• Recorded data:

*****

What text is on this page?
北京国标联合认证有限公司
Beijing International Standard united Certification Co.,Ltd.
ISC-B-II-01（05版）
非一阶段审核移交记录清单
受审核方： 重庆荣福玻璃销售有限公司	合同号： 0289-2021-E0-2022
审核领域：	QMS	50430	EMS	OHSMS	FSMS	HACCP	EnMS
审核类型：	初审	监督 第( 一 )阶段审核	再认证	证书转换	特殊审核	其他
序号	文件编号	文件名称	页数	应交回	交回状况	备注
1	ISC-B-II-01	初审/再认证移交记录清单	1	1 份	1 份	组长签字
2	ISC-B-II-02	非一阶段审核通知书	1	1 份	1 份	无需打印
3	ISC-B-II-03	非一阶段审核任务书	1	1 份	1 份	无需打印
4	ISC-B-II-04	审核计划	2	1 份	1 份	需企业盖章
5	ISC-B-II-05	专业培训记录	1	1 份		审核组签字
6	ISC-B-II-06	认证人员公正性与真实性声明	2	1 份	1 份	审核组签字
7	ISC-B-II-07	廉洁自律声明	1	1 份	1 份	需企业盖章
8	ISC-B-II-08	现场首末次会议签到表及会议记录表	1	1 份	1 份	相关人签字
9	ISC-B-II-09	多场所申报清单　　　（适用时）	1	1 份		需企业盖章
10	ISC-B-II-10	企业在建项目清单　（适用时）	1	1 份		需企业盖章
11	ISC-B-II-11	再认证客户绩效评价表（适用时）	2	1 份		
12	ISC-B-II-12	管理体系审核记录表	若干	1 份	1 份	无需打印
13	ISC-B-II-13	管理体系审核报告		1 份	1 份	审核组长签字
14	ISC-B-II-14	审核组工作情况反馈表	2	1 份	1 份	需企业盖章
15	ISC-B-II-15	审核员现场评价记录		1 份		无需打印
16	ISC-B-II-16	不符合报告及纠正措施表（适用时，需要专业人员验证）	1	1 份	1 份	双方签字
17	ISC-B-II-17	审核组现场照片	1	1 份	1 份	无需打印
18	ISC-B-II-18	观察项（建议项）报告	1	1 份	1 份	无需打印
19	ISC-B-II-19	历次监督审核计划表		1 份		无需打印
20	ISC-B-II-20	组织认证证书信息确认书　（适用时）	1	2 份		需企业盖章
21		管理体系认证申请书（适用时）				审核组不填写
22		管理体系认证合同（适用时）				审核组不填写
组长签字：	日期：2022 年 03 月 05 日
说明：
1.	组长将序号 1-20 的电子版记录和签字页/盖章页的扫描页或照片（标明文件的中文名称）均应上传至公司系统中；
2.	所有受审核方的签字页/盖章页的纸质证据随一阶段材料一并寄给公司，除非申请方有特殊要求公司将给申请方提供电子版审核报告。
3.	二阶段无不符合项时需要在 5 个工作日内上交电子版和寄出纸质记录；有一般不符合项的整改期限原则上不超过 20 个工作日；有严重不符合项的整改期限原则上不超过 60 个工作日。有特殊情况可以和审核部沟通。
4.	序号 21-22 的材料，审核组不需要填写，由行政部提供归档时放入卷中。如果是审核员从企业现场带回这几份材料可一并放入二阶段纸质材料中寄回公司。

*****

• WHAT IS ASKED:
Where does the word "需企业盖章" appear in the listing? List each line that holds it.

• RESULT OF THIS TASK:
4	ISC-B-II-04	审核计划	2	1 份	1 份	需企业盖章
7	ISC-B-II-07	廉洁自律声明	1	1 份	1 份	需企业盖章
9	ISC-B-II-09	多场所申报清单　　　（适用时）	1	1 份		需企业盖章
10	ISC-B-II-10	企业在建项目清单　（适用时）	1	1 份		需企业盖章
14	ISC-B-II-14	审核组工作情况反馈表	2	1 份	1 份	需企业盖章
20	ISC-B-II-20	组织认证证书信息确认书　（适用时）	1	2 份		需企业盖章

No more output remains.